Requirement: Every line of the data that contains the string "density" must be copied.

Source records:

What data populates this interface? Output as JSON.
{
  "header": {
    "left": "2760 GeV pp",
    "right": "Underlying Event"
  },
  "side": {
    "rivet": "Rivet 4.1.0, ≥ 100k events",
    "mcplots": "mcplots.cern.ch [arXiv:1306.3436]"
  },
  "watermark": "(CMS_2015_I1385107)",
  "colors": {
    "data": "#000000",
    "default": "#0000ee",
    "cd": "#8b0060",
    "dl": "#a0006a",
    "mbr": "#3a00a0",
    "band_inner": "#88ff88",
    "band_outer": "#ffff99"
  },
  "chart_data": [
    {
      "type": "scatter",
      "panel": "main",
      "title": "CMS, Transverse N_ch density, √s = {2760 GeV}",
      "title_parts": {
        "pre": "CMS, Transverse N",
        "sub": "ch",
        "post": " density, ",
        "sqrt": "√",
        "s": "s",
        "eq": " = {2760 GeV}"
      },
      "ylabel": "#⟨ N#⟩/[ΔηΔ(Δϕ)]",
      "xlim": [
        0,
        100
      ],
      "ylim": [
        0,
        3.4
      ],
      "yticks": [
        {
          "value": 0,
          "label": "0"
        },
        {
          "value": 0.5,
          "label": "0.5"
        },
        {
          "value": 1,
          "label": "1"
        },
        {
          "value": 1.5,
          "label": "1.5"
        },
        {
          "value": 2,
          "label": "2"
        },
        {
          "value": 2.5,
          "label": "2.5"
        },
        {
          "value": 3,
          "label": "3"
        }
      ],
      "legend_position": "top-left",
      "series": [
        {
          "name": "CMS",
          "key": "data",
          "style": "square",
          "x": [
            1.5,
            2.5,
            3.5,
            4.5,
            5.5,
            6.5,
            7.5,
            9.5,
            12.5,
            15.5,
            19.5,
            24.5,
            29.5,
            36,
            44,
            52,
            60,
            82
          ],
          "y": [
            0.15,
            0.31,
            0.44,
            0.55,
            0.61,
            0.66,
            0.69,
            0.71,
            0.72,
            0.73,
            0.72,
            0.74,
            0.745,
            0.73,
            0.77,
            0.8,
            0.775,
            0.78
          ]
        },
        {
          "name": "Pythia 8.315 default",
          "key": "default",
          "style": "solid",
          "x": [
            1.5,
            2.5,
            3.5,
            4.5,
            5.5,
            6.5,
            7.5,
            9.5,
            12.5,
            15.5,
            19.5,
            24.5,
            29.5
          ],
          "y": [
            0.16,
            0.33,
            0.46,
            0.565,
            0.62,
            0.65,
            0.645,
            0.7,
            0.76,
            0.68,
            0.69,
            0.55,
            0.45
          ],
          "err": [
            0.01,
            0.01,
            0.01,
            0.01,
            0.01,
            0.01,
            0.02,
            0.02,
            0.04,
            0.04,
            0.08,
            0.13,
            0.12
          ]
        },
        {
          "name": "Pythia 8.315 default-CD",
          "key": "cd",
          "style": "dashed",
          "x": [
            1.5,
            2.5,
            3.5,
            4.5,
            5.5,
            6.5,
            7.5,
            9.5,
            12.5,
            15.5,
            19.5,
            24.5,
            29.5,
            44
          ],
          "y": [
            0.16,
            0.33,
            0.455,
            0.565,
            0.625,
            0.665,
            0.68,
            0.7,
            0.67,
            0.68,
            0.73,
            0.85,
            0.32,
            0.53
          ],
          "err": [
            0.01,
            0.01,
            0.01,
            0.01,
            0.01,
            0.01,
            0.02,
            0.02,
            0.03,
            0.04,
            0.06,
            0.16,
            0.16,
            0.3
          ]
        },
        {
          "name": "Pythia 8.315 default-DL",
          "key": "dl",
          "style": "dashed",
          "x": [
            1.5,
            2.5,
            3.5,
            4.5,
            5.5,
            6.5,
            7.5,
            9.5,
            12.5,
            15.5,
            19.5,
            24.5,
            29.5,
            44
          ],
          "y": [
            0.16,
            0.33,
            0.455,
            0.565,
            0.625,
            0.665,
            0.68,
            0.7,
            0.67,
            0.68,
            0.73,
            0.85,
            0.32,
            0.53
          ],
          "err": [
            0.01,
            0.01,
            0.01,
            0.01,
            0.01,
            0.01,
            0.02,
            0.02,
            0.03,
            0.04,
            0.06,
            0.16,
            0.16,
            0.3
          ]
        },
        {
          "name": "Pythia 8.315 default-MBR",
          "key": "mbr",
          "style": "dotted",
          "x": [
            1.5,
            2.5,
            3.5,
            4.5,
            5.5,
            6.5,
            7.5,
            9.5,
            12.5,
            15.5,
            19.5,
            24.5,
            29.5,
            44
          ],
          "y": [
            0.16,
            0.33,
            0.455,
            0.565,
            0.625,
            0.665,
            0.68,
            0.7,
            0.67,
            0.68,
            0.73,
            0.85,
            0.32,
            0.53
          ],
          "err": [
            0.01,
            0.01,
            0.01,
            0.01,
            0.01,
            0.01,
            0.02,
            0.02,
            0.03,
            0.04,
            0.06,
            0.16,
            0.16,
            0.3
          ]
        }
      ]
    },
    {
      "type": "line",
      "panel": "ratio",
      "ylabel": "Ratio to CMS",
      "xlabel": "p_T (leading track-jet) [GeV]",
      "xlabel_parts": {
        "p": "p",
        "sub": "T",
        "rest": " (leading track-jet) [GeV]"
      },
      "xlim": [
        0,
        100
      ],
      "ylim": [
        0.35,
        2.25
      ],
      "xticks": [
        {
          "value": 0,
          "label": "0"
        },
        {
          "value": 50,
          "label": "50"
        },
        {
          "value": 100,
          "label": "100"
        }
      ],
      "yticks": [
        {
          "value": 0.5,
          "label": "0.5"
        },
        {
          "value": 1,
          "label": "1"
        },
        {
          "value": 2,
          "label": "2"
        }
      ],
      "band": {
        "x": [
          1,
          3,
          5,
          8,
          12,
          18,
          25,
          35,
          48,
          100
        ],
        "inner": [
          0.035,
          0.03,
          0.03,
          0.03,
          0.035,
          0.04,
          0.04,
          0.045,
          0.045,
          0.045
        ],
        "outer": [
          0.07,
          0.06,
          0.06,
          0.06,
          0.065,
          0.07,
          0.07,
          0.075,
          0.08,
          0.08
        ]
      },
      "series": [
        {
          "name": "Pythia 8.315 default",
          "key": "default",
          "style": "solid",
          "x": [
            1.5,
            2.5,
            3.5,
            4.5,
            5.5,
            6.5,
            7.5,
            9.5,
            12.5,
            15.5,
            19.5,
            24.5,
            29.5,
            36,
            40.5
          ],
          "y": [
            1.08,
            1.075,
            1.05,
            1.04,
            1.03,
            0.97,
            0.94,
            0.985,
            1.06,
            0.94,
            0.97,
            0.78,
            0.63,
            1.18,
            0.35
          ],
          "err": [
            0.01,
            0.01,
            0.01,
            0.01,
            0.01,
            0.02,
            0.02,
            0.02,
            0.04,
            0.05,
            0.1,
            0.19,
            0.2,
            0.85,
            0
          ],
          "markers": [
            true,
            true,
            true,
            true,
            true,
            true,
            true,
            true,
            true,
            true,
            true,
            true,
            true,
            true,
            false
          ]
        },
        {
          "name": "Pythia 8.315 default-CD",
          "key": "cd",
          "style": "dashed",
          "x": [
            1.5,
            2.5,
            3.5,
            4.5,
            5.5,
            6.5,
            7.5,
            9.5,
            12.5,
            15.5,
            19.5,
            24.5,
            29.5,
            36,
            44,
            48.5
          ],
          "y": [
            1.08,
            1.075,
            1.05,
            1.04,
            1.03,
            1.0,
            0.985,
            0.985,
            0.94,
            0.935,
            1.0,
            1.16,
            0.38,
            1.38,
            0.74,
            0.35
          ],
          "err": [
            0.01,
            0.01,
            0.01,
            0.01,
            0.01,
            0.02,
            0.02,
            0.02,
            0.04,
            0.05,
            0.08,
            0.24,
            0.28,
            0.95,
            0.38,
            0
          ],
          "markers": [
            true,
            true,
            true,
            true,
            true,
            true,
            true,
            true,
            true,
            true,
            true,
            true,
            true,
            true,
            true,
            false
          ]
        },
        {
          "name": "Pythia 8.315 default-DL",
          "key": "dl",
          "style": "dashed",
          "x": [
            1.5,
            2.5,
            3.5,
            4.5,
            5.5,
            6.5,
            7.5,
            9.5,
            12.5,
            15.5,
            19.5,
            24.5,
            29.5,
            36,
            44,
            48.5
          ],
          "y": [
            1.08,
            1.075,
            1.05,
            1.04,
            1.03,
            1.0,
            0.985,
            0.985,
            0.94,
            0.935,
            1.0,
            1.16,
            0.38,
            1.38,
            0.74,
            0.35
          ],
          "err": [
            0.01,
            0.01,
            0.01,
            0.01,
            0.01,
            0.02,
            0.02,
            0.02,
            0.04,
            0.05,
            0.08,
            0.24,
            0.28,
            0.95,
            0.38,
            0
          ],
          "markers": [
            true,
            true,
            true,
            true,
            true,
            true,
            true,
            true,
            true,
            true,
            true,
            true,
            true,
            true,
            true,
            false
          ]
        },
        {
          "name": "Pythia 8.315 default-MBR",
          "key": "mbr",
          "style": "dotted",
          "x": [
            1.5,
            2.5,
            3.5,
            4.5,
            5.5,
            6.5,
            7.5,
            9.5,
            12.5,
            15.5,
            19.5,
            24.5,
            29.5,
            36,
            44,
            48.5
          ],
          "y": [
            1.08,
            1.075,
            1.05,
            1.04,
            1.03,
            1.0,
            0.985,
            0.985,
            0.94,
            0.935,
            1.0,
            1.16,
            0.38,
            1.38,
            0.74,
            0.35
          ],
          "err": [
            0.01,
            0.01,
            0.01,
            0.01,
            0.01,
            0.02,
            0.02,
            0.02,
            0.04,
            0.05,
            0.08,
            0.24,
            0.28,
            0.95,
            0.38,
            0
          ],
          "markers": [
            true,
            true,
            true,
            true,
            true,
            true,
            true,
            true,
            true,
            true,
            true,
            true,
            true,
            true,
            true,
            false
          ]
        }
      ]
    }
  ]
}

Finished task:
      "title": "CMS, Transverse N_ch density, √s = {2760 GeV}",
        "post": " density, ",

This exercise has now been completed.